**PROBLEM TO WORK ON:**
Read the data and repeat all of it exactly.

########

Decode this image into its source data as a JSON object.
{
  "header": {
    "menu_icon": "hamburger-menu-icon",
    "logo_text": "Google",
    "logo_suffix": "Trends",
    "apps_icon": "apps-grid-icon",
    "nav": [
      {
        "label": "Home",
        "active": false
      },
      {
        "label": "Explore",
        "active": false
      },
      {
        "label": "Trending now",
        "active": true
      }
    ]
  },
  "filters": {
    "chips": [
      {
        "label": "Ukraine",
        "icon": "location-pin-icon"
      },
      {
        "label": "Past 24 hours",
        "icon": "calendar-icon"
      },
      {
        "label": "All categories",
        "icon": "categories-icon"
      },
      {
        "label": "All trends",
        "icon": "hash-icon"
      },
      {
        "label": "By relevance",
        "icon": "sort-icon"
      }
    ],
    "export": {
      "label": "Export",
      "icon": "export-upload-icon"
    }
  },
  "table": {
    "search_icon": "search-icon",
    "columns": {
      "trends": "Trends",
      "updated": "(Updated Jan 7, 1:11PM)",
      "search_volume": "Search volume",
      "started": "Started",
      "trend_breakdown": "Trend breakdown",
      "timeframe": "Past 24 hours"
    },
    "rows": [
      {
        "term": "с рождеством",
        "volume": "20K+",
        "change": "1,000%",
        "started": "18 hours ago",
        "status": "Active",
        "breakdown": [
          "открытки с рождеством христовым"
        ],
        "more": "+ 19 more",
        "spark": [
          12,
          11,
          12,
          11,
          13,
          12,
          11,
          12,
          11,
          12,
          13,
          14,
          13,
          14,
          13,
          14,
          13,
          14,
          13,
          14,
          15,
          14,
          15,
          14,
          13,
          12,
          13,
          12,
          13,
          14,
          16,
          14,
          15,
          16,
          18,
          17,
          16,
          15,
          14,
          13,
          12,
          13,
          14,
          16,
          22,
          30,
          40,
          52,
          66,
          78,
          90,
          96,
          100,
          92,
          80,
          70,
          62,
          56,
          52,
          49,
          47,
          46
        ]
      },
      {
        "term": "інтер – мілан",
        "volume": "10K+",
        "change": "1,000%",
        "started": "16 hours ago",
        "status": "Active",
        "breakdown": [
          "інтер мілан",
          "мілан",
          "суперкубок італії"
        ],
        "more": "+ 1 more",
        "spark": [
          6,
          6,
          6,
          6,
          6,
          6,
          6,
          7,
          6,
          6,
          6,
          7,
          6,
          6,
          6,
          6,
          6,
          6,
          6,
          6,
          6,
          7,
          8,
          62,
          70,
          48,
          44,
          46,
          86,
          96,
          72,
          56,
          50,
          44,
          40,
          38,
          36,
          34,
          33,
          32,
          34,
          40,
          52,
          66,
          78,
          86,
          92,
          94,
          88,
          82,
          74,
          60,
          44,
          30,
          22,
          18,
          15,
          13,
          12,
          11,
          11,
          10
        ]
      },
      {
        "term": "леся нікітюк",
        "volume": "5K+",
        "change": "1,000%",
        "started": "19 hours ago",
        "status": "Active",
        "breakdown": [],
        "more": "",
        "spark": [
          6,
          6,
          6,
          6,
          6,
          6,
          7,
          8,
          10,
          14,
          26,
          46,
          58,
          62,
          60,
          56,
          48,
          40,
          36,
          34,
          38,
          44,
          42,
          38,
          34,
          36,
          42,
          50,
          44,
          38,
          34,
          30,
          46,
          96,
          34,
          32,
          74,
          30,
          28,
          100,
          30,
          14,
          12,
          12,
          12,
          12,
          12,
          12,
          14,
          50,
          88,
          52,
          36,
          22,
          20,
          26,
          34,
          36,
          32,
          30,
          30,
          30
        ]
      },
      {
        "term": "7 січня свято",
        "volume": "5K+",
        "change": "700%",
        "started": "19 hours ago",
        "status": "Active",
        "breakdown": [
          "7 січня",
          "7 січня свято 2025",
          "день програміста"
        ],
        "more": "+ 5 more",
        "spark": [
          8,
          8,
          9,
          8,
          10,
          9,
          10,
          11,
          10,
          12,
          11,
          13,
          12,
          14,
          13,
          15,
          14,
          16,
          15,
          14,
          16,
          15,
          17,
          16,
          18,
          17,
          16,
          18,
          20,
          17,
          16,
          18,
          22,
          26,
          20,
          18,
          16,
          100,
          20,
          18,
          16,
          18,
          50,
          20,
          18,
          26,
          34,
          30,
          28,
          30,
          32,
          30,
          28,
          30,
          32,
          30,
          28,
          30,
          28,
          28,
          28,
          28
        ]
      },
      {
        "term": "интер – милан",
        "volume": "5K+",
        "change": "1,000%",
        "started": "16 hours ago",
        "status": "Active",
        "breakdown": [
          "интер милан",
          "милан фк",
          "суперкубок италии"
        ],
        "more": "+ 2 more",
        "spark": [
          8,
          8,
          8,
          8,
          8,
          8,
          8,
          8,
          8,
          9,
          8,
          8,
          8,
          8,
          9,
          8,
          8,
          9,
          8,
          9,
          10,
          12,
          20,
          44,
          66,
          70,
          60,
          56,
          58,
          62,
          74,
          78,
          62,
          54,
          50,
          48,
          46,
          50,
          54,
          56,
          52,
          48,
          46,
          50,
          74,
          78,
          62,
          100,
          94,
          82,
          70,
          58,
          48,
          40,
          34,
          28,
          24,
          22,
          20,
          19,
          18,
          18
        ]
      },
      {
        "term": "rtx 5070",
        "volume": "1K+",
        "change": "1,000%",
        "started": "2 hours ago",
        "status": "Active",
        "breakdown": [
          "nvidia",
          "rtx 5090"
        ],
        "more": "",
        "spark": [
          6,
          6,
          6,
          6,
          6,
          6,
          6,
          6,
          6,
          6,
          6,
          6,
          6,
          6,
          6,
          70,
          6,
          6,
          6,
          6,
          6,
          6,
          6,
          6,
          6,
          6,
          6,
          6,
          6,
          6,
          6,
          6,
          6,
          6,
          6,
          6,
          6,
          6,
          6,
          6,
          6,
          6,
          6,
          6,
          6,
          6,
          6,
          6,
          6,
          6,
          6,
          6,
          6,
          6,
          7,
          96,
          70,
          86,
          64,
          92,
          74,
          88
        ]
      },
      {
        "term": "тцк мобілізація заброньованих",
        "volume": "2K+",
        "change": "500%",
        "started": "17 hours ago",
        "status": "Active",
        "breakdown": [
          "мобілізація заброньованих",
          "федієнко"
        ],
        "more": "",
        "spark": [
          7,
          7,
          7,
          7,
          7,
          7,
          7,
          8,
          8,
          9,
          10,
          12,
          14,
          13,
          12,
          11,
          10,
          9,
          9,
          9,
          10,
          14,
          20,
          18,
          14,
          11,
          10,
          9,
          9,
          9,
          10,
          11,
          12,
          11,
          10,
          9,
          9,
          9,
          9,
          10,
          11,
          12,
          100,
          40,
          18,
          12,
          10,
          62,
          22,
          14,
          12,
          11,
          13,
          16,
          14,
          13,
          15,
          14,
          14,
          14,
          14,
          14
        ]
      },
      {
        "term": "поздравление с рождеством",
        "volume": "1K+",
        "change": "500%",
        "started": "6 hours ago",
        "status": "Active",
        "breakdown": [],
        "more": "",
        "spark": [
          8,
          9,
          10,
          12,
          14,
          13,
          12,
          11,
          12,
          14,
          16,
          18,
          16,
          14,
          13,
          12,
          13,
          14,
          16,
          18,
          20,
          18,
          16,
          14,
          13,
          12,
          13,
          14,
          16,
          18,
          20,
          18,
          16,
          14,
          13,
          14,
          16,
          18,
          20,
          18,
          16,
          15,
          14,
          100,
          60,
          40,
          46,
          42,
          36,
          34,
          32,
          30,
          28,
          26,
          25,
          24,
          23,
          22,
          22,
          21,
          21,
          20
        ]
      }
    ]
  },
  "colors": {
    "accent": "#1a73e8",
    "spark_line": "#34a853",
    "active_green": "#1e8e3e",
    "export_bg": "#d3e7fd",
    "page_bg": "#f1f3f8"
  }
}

########

**RESULT OF THIS TASK:**
Decode this image into its source data as a JSON object.
{
  "header": {
    "menu_icon": "hamburger-menu-icon",
    "logo_text": "Google",
    "logo_suffix": "Trends",
    "apps_icon": "apps-grid-icon",
    "nav": [
      {
        "label": "Home",
        "active": false
      },
      {
        "label": "Explore",
        "active": false
      },
      {
        "label": "Trending now",
        "active": true
      }
    ]
  },
  "filters": {
    "chips": [
      {
        "label": "Ukraine",
        "icon": "location-pin-icon"
      },
      {
        "label": "Past 24 hours",
        "icon": "calendar-icon"
      },
      {
        "label": "All categories",
        "icon": "categories-icon"
      },
      {
        "label": "All trends",
        "icon": "hash-icon"
      },
      {
        "label": "By relevance",
        "icon": "sort-icon"
      }
    ],
    "export": {
      "label": "Export",
      "icon": "export-upload-icon"
    }
  },
  "table": {
    "search_icon": "search-icon",
    "columns": {
      "trends": "Trends",
      "updated": "(Updated Jan 7, 1:11PM)",
      "search_volume": "Search volume",
      "started": "Started",
      "trend_breakdown": "Trend breakdown",
      "timeframe": "Past 24 hours"
    },
    "rows": [
      {
        "term": "с рождеством",
        "volume": "20K+",
        "change": "1,000%",
        "started": "18 hours ago",
        "status": "Active",
        "breakdown": [
          "открытки с рождеством христовым"
        ],
        "more": "+ 19 more",
        "spark": [
          12,
          11,
          12,
          11,
          13,
          12,
          11,
          12,
          11,
          12,
          13,
          14,
          13,
          14,
          13,
          14,
          13,
          14,
          13,
          14,
          15,
          14,
          15,
          14,
          13,
          12,
          13,
          12,
          13,
          14,
          16,
          14,
          15,
          16,
          18,
          17,
          16,
          15,
          14,
          13,
          12,
          13,
          14,
          16,
          22,
          30,
          40,
          52,
          66,
          78,
          90,
          96,
          100,
          92,
          80,
          70,
          62,
          56,
          52,
          49,
          47,
          46
        ]
      },
      {
        "term": "інтер – мілан",
        "volume": "10K+",
        "change": "1,000%",
        "started": "16 hours ago",
        "status": "Active",
        "breakdown": [
          "інтер мілан",
          "мілан",
          "суперкубок італії"
        ],
        "more": "+ 1 more",
        "spark": [
          6,
          6,
          6,
          6,
          6,
          6,
          6,
          7,
          6,
          6,
          6,
          7,
          6,
          6,
          6,
          6,
          6,
          6,
          6,
          6,
          6,
          7,
          8,
          62,
          70,
          48,
          44,
          46,
          86,
          96,
          72,
          56,
          50,
          44,
          40,
          38,
          36,
          34,
          33,
          32,
          34,
          40,
          52,
          66,
          78,
          86,
          92,
          94,
          88,
          82,
          74,
          60,
          44,
          30,
          22,
          18,
          15,
          13,
          12,
          11,
          11,
          10
        ]
      },
      {
        "term": "леся нікітюк",
        "volume": "5K+",
        "change": "1,000%",
        "started": "19 hours ago",
        "status": "Active",
        "breakdown": [],
        "more": "",
        "spark": [
          6,
          6,
          6,
          6,
          6,
          6,
          7,
          8,
          10,
          14,
          26,
          46,
          58,
          62,
          60,
          56,
          48,
          40,
          36,
          34,
          38,
          44,
          42,
          38,
          34,
          36,
          42,
          50,
          44,
          38,
          34,
          30,
          46,
          96,
          34,
          32,
          74,
          30,
          28,
          100,
          30,
          14,
          12,
          12,
          12,
          12,
          12,
          12,
          14,
          50,
          88,
          52,
          36,
          22,
          20,
          26,
          34,
          36,
          32,
          30,
          30,
          30
        ]
      },
      {
        "term": "7 січня свято",
        "volume": "5K+",
        "change": "700%",
        "started": "19 hours ago",
        "status": "Active",
        "breakdown": [
          "7 січня",
          "7 січня свято 2025",
          "день програміста"
        ],
        "more": "+ 5 more",
        "spark": [
          8,
          8,
          9,
          8,
          10,
          9,
          10,
          11,
          10,
          12,
          11,
          13,
          12,
          14,
          13,
          15,
          14,
          16,
          15,
          14,
          16,
          15,
          17,
          16,
          18,
          17,
          16,
          18,
          20,
          17,
          16,
          18,
          22,
          26,
          20,
          18,
          16,
          100,
          20,
          18,
          16,
          18,
          50,
          20,
          18,
          26,
          34,
          30,
          28,
          30,
          32,
          30,
          28,
          30,
          32,
          30,
          28,
          30,
          28,
          28,
          28,
          28
        ]
      },
      {
        "term": "интер – милан",
        "volume": "5K+",
        "change": "1,000%",
        "started": "16 hours ago",
        "status": "Active",
        "breakdown": [
          "интер милан",
          "милан фк",
          "суперкубок италии"
        ],
        "more": "+ 2 more",
        "spark": [
          8,
          8,
          8,
          8,
          8,
          8,
          8,
          8,
          8,
          9,
          8,
          8,
          8,
          8,
          9,
          8,
          8,
          9,
          8,
          9,
          10,
          12,
          20,
          44,
          66,
          70,
          60,
          56,
          58,
          62,
          74,
          78,
          62,
          54,
          50,
          48,
          46,
          50,
          54,
          56,
          52,
          48,
          46,
          50,
          74,
          78,
          62,
          100,
          94,
          82,
          70,
          58,
          48,
          40,
          34,
          28,
          24,
          22,
          20,
          19,
          18,
          18
        ]
      },
      {
        "term": "rtx 5070",
        "volume": "1K+",
        "change": "1,000%",
        "started": "2 hours ago",
        "status": "Active",
        "breakdown": [
          "nvidia",
          "rtx 5090"
        ],
        "more": "",
        "spark": [
          6,
          6,
          6,
          6,
          6,
          6,
          6,
          6,
          6,
          6,
          6,
          6,
          6,
          6,
          6,
          70,
          6,
          6,
          6,
          6,
          6,
          6,
          6,
          6,
          6,
          6,
          6,
          6,
          6,
          6,
          6,
          6,
          6,
          6,
          6,
          6,
          6,
          6,
          6,
          6,
          6,
          6,
          6,
          6,
          6,
          6,
          6,
          6,
          6,
          6,
          6,
          6,
          6,
          6,
          7,
          96,
          70,
          86,
          64,
          92,
          74,
          88
        ]
      },
      {
        "term": "тцк мобілізація заброньованих",
        "volume": "2K+",
        "change": "500%",
        "started": "17 hours ago",
        "status": "Active",
        "breakdown": [
          "мобілізація заброньованих",
          "федієнко"
        ],
        "more": "",
        "spark": [
          7,
          7,
          7,
          7,
          7,
          7,
          7,
          8,
          8,
          9,
          10,
          12,
          14,
          13,
          12,
          11,
          10,
          9,
          9,
          9,
          10,
          14,
          20,
          18,
          14,
          11,
          10,
          9,
          9,
          9,
          10,
          11,
          12,
          11,
          10,
          9,
          9,
          9,
          9,
          10,
          11,
          12,
          100,
          40,
          18,
          12,
          10,
          62,
          22,
          14,
          12,
          11,
          13,
          16,
          14,
          13,
          15,
          14,
          14,
          14,
          14,
          14
        ]
      },
      {
        "term": "поздравление с рождеством",
        "volume": "1K+",
        "change": "500%",
        "started": "6 hours ago",
        "status": "Active",
        "breakdown": [],
        "more": "",
        "spark": [
          8,
          9,
          10,
          12,
          14,
          13,
          12,
          11,
          12,
          14,
          16,
          18,
          16,
          14,
          13,
          12,
          13,
          14,
          16,
          18,
          20,
          18,
          16,
          14,
          13,
          12,
          13,
          14,
          16,
          18,
          20,
          18,
          16,
          14,
          13,
          14,
          16,
          18,
          20,
          18,
          16,
          15,
          14,
          100,
          60,
          40,
          46,
          42,
          36,
          34,
          32,
          30,
          28,
          26,
          25,
          24,
          23,
          22,
          22,
          21,
          21,
          20
        ]
      }
    ]
  },
  "colors": {
    "accent": "#1a73e8",
    "spark_line": "#34a853",
    "active_green": "#1e8e3e",
    "export_bg": "#d3e7fd",
    "page_bg": "#f1f3f8"
  }
}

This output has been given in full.